Direction
Below are some records. Pull every line that contains the word "الأكل".

[Excerpt from a dataset]
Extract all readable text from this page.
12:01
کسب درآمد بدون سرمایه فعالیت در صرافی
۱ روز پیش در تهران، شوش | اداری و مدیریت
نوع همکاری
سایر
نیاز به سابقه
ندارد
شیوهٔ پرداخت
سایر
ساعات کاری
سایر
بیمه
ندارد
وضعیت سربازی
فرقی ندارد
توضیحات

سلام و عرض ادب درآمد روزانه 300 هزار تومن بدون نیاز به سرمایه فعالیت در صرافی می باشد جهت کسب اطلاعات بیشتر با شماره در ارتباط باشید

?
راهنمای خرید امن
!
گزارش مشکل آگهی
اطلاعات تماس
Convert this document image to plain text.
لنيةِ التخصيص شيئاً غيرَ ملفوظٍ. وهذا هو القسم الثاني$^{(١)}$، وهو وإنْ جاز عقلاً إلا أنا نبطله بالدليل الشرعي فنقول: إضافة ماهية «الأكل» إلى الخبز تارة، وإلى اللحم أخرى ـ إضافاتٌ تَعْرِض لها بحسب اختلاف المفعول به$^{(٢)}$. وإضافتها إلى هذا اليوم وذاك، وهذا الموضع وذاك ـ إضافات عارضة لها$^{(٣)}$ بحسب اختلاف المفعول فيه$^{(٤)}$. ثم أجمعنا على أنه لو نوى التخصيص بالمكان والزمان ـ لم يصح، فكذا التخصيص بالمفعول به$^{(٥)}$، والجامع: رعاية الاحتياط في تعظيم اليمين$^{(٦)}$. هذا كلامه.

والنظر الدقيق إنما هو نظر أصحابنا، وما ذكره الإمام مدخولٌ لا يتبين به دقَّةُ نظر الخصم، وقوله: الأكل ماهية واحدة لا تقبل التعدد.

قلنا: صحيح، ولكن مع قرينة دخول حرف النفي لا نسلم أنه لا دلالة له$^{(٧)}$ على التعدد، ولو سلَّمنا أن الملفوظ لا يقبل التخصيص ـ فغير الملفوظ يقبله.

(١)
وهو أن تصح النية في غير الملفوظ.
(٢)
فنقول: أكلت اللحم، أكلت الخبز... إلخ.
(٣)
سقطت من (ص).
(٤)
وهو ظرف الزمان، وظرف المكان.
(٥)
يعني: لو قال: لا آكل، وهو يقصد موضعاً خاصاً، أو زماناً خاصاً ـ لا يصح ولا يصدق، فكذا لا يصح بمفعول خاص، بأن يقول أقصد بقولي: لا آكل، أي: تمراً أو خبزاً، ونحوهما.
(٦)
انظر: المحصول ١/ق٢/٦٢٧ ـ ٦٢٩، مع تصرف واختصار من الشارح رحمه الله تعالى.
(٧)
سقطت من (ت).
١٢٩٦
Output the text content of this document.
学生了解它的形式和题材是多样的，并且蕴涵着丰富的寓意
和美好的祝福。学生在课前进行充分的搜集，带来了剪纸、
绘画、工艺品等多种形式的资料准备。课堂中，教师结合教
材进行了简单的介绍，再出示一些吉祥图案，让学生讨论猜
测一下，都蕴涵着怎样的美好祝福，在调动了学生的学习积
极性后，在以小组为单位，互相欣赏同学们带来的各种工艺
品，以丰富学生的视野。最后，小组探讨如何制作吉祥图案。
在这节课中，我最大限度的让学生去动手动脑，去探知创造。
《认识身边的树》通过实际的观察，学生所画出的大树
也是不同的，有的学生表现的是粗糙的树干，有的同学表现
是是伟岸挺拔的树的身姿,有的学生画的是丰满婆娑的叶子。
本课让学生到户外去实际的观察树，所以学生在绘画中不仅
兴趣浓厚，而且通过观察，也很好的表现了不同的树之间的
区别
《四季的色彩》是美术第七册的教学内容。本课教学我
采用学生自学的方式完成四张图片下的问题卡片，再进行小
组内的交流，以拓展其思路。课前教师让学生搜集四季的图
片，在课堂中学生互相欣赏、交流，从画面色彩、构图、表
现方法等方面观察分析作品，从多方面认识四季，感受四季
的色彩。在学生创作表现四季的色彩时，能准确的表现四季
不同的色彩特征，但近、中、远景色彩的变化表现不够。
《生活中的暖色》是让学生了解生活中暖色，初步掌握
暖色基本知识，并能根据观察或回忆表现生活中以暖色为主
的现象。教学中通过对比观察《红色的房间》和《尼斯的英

Written reply
لنيةِ التخصيص شيئاً غيرَ ملفوظٍ. وهذا هو القسم الثاني$^{(١)}$، وهو وإنْ جاز عقلاً إلا أنا نبطله بالدليل الشرعي فنقول: إضافة ماهية «الأكل» إلى الخبز تارة، وإلى اللحم أخرى ـ إضافاتٌ تَعْرِض لها بحسب اختلاف المفعول به$^{(٢)}$. وإضافتها إلى هذا اليوم وذاك، وهذا الموضع وذاك ـ إضافات عارضة لها$^{(٣)}$ بحسب اختلاف المفعول فيه$^{(٤)}$. ثم أجمعنا على أنه لو نوى التخصيص بالمكان والزمان ـ لم يصح، فكذا التخصيص بالمفعول به$^{(٥)}$، والجامع: رعاية الاحتياط في تعظيم اليمين$^{(٦)}$. هذا كلامه.
والنظر الدقيق إنما هو نظر أصحابنا، وما ذكره الإمام مدخولٌ لا يتبين به دقَّةُ نظر الخصم، وقوله: الأكل ماهية واحدة لا تقبل التعدد.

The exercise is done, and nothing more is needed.